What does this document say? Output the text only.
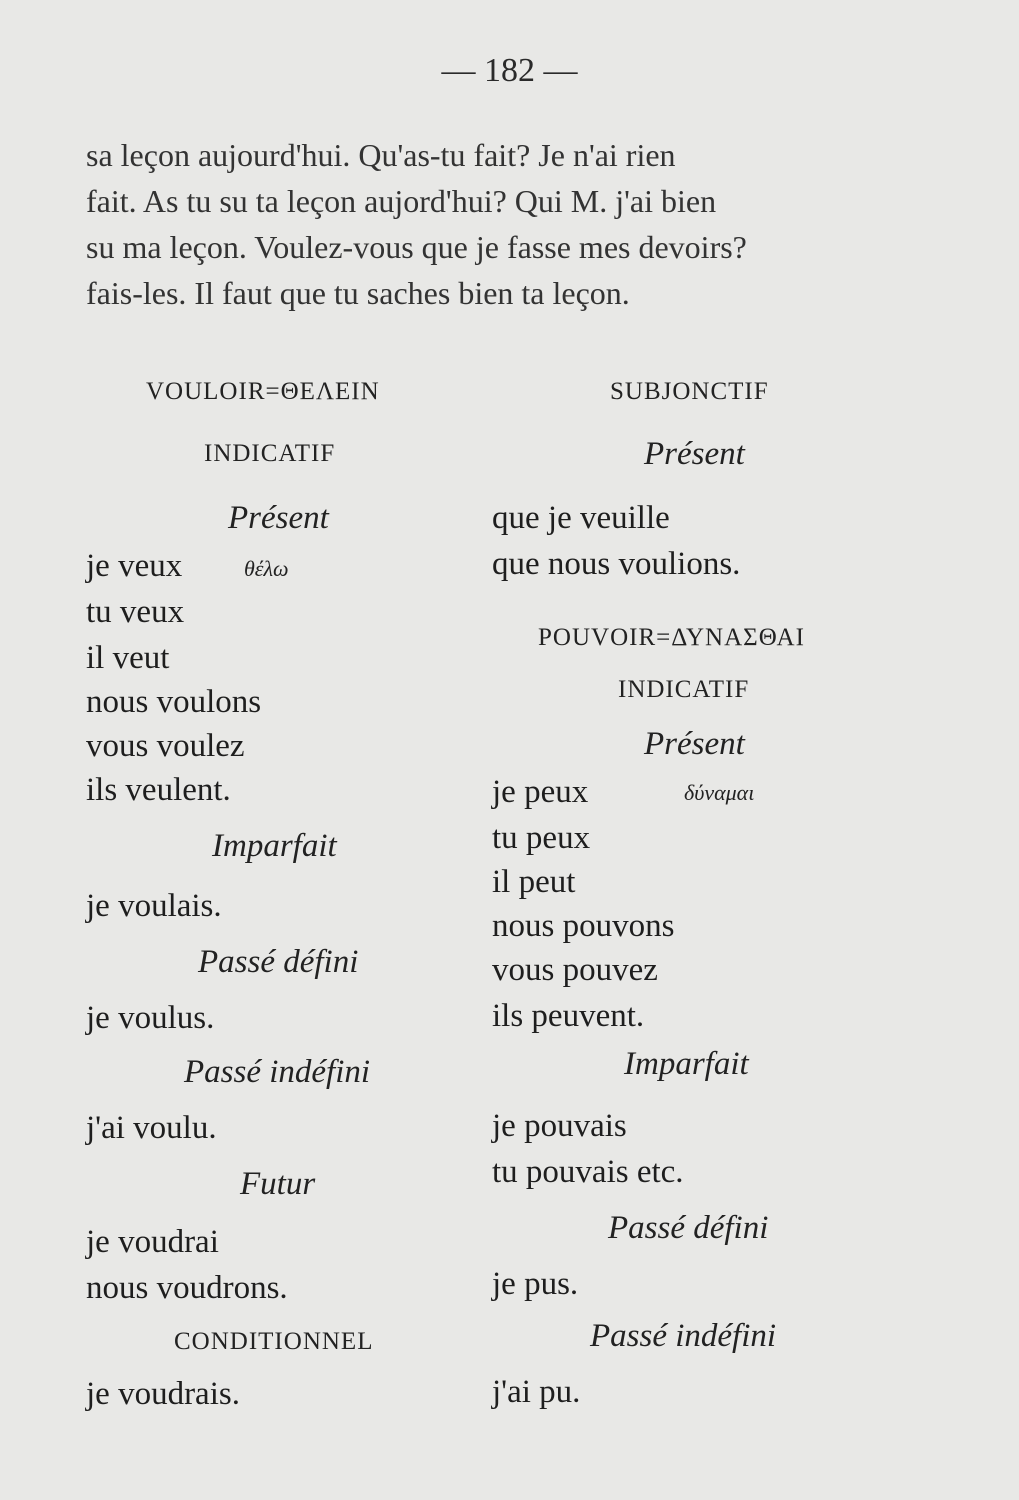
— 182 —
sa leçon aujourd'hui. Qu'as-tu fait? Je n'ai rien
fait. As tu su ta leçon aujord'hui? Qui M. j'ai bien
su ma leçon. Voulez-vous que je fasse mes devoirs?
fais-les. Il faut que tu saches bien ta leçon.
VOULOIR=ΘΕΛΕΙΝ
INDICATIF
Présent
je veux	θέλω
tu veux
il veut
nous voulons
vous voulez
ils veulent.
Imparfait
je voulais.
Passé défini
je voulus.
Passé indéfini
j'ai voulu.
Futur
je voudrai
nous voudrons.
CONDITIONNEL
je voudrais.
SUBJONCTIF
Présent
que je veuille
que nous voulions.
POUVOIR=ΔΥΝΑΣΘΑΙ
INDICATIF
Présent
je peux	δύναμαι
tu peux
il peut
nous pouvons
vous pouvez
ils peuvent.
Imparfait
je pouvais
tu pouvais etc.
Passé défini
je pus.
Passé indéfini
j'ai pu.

...

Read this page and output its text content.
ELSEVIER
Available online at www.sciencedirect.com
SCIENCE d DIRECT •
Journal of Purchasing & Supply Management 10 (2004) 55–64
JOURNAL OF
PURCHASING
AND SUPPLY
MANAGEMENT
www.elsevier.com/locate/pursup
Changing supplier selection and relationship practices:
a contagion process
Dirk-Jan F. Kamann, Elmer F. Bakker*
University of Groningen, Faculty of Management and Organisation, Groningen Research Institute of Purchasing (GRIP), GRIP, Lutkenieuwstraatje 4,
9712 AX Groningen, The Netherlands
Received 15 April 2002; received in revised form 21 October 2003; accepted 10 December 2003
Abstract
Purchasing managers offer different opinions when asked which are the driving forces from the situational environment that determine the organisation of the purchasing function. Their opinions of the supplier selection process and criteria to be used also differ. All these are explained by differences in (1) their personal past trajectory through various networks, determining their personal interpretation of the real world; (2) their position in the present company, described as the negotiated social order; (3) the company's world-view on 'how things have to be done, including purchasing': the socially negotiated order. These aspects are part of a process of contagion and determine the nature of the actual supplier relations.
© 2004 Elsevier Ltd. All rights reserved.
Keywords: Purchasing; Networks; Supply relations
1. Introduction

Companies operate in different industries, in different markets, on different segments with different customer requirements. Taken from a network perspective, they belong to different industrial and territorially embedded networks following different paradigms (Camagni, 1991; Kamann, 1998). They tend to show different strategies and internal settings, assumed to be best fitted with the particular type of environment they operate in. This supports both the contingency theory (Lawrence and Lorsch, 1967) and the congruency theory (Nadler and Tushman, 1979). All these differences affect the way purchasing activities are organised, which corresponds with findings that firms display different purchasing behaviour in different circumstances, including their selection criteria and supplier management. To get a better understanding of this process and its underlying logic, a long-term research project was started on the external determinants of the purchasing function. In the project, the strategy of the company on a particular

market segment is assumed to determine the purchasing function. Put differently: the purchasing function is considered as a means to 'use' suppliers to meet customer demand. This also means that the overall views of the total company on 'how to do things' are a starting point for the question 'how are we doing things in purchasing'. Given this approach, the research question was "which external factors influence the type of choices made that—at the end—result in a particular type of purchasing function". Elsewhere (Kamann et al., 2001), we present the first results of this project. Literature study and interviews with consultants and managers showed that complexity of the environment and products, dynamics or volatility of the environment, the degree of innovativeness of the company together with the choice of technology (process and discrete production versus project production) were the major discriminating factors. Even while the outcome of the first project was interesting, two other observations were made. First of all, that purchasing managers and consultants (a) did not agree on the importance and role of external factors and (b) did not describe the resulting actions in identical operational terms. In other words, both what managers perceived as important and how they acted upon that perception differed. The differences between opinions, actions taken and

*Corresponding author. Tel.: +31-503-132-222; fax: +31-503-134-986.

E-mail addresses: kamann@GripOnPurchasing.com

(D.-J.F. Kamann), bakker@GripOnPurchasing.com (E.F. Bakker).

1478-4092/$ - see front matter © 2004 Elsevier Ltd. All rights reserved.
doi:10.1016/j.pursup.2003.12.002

...

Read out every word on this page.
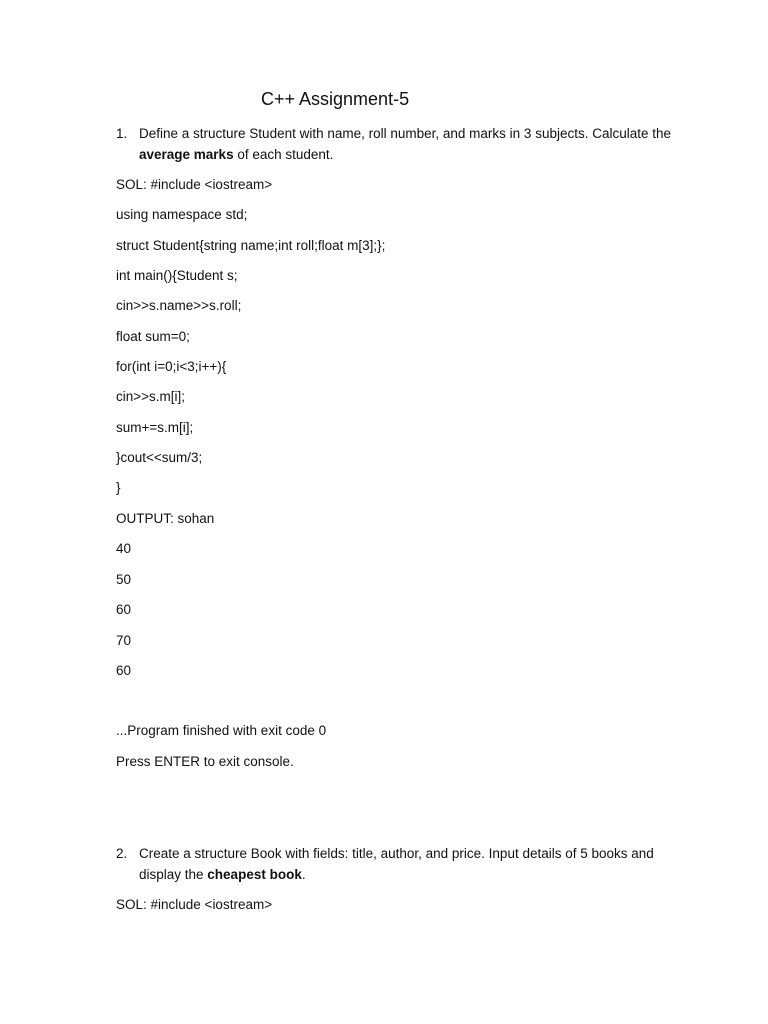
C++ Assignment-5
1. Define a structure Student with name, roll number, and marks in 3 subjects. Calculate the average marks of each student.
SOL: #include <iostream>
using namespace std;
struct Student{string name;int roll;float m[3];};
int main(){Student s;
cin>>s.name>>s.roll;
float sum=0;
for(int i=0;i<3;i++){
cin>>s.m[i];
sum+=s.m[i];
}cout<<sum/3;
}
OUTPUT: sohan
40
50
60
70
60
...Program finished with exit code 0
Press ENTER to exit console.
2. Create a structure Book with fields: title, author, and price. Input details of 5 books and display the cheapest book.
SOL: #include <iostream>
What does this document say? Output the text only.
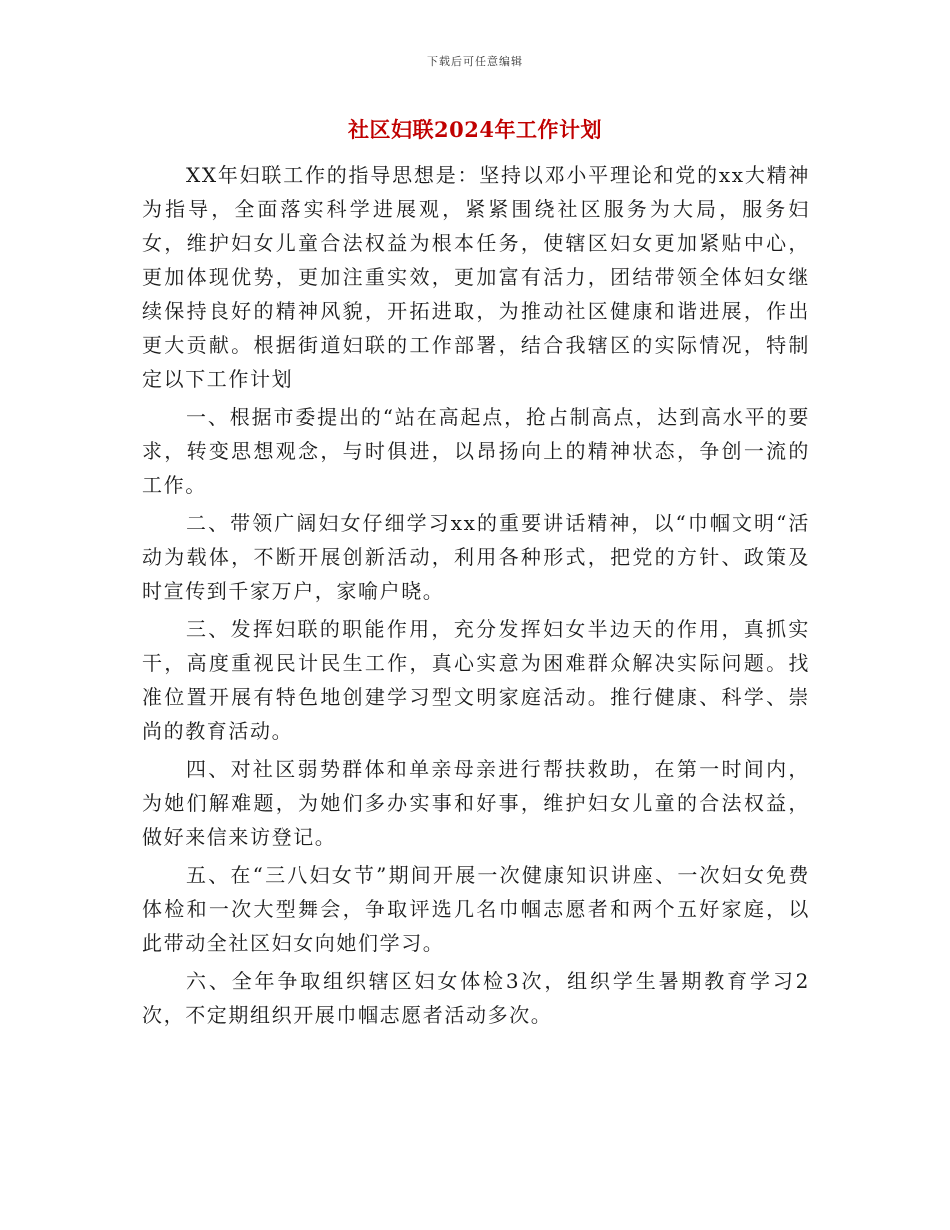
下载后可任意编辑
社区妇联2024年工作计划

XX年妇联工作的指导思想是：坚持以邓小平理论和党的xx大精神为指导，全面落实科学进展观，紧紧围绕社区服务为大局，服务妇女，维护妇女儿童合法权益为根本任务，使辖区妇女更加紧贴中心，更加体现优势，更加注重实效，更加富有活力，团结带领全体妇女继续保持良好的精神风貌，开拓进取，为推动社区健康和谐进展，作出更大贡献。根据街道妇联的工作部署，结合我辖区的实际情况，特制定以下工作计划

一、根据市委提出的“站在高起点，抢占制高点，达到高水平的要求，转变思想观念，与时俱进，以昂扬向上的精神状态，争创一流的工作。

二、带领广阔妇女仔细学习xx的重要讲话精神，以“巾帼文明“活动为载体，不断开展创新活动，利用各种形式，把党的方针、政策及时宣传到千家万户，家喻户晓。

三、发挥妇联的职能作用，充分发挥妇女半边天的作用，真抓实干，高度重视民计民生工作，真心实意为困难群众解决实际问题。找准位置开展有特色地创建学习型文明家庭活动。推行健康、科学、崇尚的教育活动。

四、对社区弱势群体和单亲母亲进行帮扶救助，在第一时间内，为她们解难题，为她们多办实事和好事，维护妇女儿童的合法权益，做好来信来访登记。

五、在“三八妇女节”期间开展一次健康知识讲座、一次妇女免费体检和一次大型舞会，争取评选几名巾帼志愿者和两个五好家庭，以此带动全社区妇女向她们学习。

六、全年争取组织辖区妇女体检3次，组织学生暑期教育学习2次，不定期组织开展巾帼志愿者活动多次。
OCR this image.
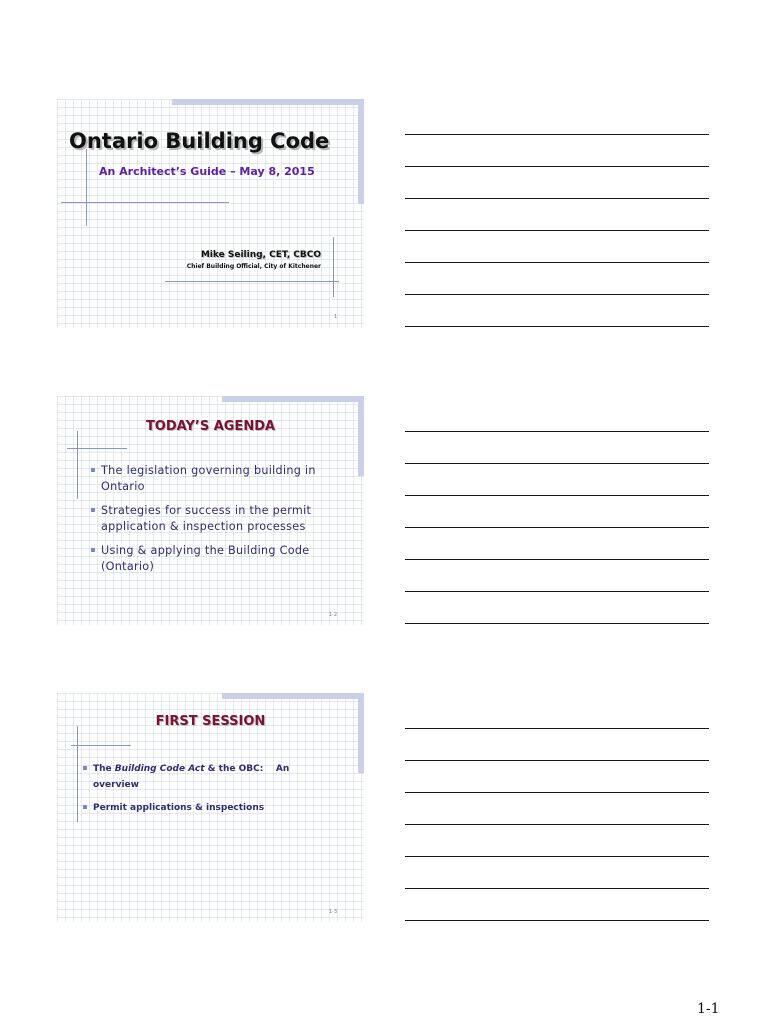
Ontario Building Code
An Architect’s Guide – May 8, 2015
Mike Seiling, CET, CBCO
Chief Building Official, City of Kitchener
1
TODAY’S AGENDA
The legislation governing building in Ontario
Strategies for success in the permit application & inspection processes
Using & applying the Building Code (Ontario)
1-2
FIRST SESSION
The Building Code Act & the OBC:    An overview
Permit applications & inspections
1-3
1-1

▸ **TASK DETAILS**: Check the records above line by line and tally those holding the string "GripOnPurchasing". Answer with the number only.

▸ **TASK SOLUTION**: 2